> [Problem details] Please copy the items below character for character, starting at the very beginning and ending at the line that contains "306, 965, 327]", with that line included.

> [Records supplied]
◆ ◆ ◆ ◆ ◆ ◆ ◆

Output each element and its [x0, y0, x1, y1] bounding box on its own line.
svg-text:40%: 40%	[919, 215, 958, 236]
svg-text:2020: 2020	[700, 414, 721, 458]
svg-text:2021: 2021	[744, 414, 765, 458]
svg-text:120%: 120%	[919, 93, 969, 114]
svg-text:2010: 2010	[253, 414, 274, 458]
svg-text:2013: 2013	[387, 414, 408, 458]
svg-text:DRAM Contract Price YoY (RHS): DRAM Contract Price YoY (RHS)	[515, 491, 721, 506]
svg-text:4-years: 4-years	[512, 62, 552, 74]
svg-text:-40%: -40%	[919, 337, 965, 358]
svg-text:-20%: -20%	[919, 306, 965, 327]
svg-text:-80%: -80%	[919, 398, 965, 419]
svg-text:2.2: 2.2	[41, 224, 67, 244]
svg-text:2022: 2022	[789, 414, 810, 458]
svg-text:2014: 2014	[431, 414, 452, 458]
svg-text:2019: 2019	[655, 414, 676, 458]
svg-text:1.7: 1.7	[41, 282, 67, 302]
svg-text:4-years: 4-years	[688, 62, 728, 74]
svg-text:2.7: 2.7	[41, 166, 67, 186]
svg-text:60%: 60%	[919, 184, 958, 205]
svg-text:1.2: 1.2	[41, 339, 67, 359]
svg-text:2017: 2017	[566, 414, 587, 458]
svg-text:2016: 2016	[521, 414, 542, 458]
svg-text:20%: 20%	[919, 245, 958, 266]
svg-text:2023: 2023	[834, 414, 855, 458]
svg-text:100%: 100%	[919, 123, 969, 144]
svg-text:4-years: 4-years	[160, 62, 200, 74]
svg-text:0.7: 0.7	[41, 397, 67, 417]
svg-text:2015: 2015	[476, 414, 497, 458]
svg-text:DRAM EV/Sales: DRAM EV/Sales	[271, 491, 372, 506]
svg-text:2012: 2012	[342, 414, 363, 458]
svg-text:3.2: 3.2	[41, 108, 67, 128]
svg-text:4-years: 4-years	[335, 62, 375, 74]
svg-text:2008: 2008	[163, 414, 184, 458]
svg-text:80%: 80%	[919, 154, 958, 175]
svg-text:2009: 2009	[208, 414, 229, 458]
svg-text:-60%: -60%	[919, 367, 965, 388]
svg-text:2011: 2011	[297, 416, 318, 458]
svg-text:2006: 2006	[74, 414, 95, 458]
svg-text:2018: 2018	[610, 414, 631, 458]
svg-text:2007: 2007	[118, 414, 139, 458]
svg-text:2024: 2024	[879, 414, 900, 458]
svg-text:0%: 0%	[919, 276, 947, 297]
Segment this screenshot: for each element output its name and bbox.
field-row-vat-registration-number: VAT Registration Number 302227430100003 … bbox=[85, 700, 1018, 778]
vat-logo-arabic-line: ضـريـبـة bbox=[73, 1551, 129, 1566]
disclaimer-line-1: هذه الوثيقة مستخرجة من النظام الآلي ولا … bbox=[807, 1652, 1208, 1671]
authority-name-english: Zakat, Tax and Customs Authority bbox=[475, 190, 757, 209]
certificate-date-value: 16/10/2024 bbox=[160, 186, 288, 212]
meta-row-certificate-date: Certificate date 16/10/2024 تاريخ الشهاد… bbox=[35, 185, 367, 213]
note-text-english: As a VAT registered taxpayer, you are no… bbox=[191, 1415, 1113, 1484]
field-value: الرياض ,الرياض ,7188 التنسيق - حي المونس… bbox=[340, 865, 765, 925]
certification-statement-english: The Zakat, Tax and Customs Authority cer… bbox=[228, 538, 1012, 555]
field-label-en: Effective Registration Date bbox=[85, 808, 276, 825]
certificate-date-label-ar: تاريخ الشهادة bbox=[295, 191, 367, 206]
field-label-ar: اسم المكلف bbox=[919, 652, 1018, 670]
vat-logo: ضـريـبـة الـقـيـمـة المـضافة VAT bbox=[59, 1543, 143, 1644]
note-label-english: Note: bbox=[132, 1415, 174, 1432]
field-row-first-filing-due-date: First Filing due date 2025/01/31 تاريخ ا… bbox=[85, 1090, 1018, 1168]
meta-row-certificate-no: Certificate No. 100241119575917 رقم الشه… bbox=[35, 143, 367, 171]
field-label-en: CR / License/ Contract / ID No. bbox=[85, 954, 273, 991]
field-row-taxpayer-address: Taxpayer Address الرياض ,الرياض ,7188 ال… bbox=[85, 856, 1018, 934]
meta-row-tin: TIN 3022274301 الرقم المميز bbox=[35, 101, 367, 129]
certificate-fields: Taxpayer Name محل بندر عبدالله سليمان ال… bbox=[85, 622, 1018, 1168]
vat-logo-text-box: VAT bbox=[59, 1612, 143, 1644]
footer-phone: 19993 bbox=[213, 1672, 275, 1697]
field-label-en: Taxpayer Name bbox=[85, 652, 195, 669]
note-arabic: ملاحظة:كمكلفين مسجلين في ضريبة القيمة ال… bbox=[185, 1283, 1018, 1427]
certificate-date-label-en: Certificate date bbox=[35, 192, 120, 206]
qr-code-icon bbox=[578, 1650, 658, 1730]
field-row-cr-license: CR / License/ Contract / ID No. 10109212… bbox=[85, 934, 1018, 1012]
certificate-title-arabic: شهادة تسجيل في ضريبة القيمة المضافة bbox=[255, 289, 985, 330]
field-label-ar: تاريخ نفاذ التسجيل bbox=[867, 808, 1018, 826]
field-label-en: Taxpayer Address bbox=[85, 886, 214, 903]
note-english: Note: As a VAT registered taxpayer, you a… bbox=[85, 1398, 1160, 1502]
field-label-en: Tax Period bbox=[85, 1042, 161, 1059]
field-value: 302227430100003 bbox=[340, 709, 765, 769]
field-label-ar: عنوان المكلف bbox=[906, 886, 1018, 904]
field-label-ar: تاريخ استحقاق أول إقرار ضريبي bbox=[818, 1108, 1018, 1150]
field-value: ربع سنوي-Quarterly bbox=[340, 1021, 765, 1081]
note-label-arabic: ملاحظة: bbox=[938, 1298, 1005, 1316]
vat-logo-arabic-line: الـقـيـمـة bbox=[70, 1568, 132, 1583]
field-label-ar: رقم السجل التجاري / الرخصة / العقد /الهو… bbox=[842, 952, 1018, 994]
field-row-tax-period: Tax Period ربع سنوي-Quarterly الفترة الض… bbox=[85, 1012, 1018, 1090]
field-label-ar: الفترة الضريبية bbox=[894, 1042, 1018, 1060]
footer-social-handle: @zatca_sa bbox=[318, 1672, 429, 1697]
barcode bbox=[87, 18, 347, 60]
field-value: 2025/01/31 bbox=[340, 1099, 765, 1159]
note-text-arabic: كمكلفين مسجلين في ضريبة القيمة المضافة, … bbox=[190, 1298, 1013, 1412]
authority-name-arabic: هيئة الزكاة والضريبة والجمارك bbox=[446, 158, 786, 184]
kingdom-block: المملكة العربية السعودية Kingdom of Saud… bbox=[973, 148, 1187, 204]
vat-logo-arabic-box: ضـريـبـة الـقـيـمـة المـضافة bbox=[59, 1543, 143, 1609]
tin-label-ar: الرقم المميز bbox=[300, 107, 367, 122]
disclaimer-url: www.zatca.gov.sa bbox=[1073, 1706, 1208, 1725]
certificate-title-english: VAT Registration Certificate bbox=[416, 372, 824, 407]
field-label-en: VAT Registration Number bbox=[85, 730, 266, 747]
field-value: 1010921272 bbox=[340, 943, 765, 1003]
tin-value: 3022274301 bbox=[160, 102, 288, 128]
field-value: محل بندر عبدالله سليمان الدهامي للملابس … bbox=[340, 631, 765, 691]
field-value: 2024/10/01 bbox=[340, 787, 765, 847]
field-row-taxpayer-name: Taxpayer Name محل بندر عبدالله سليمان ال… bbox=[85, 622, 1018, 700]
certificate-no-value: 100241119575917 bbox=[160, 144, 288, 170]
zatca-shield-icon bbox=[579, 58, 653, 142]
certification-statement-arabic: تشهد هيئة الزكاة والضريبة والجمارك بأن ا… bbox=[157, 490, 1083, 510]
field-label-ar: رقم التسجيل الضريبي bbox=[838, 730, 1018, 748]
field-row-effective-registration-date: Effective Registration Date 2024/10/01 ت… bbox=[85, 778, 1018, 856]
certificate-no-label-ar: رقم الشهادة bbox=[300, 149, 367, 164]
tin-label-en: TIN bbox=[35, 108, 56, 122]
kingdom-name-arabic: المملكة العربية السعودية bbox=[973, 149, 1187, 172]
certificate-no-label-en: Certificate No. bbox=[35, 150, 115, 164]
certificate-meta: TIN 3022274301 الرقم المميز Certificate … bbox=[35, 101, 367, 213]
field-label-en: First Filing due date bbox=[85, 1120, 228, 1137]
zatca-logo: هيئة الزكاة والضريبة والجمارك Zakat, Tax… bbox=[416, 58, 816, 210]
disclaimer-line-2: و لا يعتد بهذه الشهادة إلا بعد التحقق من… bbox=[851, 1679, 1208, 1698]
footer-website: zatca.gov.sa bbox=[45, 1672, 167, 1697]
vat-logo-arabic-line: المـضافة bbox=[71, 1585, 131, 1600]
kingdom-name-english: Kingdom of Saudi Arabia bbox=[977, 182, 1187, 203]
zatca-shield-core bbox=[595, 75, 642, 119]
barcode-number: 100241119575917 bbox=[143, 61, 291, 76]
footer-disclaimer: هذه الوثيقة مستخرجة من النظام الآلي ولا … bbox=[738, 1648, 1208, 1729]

◆ ◆ ◆ ◆ ◆ ◆ ◆

> [Full output]
Output each element and its [x0, y0, x1, y1] bounding box on its own line.
svg-text:40%: 40%	[919, 215, 958, 236]
svg-text:2020: 2020	[700, 414, 721, 458]
svg-text:2021: 2021	[744, 414, 765, 458]
svg-text:120%: 120%	[919, 93, 969, 114]
svg-text:2010: 2010	[253, 414, 274, 458]
svg-text:2013: 2013	[387, 414, 408, 458]
svg-text:DRAM Contract Price YoY (RHS): DRAM Contract Price YoY (RHS)	[515, 491, 721, 506]
svg-text:4-years: 4-years	[512, 62, 552, 74]
svg-text:-40%: -40%	[919, 337, 965, 358]
svg-text:-20%: -20%	[919, 306, 965, 327]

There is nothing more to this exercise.